**Directions for this task:**
From the listing below, select every line where the word "pilots" appears.
** BEGIN **
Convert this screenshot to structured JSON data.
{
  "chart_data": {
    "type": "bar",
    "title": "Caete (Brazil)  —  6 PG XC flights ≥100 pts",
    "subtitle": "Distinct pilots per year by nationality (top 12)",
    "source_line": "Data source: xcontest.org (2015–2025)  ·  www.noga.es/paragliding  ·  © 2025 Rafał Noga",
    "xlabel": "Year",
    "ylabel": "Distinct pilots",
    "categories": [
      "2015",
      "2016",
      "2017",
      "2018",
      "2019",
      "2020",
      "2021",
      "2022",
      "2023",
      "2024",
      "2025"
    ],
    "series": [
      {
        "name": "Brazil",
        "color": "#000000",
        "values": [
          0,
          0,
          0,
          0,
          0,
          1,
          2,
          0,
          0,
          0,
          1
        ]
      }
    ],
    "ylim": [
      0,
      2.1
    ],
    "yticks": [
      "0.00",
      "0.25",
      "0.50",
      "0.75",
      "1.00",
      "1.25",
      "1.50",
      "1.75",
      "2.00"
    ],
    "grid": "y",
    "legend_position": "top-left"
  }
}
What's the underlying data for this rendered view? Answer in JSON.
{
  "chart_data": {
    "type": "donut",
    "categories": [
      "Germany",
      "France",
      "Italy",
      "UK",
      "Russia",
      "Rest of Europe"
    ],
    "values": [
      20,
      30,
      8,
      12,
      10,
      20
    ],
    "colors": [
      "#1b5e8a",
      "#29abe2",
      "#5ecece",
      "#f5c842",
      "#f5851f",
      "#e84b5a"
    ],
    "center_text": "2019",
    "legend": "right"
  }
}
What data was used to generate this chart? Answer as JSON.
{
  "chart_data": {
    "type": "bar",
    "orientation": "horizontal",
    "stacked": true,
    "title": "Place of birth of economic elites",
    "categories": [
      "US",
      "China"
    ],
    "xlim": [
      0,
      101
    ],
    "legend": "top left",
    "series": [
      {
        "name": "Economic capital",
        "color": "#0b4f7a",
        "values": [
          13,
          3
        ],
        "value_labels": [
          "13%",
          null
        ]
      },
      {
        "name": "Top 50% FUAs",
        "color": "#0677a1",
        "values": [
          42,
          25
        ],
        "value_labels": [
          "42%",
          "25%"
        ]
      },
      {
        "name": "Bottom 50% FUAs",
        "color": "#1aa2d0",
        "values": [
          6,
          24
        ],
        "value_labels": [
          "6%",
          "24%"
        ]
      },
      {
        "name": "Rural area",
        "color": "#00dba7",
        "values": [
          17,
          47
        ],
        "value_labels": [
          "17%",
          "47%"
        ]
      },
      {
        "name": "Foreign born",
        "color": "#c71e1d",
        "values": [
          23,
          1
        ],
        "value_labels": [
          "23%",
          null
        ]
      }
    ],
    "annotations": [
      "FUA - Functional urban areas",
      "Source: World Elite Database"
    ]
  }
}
** END **
**Final answer:**
    "subtitle": "Distinct pilots per year by nationality (top 12)",
    "ylabel": "Distinct pilots",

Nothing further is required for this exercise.